## Available records
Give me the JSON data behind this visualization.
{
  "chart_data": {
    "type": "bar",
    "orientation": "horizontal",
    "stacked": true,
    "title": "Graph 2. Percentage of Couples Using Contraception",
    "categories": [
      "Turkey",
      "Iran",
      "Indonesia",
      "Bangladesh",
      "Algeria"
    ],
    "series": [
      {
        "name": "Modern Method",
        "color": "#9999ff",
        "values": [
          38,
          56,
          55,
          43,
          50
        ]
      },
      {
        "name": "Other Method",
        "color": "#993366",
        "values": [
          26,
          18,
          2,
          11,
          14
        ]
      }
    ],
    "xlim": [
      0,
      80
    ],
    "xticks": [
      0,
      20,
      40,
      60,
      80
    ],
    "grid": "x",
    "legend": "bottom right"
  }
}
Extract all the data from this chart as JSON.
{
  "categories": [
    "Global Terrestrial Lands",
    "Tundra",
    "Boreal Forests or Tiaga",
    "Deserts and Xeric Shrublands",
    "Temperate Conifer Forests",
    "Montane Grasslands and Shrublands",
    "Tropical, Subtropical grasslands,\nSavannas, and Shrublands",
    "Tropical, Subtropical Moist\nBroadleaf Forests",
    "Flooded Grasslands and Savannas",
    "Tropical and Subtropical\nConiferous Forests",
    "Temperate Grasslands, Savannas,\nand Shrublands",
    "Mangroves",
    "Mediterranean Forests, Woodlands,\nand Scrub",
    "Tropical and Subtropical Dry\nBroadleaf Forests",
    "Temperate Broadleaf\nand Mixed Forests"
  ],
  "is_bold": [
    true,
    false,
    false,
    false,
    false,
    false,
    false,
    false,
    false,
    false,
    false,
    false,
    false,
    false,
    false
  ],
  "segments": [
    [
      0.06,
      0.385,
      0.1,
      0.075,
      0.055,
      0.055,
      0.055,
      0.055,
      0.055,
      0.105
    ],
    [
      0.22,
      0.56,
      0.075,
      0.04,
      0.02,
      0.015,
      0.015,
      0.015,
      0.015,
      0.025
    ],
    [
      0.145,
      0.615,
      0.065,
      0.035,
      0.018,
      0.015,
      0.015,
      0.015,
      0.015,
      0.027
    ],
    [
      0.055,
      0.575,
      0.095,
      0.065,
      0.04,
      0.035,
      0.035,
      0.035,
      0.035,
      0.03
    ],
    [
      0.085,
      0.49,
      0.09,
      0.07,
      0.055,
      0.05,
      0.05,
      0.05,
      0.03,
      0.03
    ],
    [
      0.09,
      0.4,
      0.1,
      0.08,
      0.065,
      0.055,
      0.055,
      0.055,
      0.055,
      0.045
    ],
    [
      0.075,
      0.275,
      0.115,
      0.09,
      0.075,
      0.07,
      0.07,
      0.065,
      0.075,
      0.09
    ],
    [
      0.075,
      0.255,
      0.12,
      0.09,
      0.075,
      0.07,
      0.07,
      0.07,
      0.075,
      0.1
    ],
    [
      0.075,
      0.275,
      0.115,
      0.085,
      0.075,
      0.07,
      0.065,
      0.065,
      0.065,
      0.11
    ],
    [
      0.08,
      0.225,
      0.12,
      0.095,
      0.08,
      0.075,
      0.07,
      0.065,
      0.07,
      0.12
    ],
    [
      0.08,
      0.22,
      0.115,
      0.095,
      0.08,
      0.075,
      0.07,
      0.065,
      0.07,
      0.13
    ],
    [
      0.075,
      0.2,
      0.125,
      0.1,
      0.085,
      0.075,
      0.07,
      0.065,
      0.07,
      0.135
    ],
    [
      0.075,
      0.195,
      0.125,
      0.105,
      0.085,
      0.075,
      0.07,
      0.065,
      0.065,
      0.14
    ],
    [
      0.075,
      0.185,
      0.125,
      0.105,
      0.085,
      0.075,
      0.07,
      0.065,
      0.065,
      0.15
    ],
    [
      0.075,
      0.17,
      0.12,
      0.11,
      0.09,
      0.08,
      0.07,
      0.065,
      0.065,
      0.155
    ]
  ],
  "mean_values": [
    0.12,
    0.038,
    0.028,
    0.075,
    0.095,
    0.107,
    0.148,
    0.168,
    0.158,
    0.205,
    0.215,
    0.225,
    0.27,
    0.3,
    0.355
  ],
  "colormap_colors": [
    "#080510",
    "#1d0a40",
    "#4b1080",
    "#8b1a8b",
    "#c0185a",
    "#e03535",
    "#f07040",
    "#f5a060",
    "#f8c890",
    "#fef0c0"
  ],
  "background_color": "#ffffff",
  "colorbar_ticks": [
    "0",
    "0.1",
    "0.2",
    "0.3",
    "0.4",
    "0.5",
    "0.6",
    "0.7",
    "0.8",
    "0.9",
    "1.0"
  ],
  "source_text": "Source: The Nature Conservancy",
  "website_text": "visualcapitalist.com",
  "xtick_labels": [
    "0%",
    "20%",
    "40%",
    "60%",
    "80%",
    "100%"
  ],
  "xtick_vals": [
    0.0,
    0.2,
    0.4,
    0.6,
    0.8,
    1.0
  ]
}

## Directions for this task
Find each line holding the word "nBroadleaf" and copy it.

## Final answer
    "Tropical, Subtropical Moist\nBroadleaf Forests",
    "Tropical and Subtropical Dry\nBroadleaf Forests",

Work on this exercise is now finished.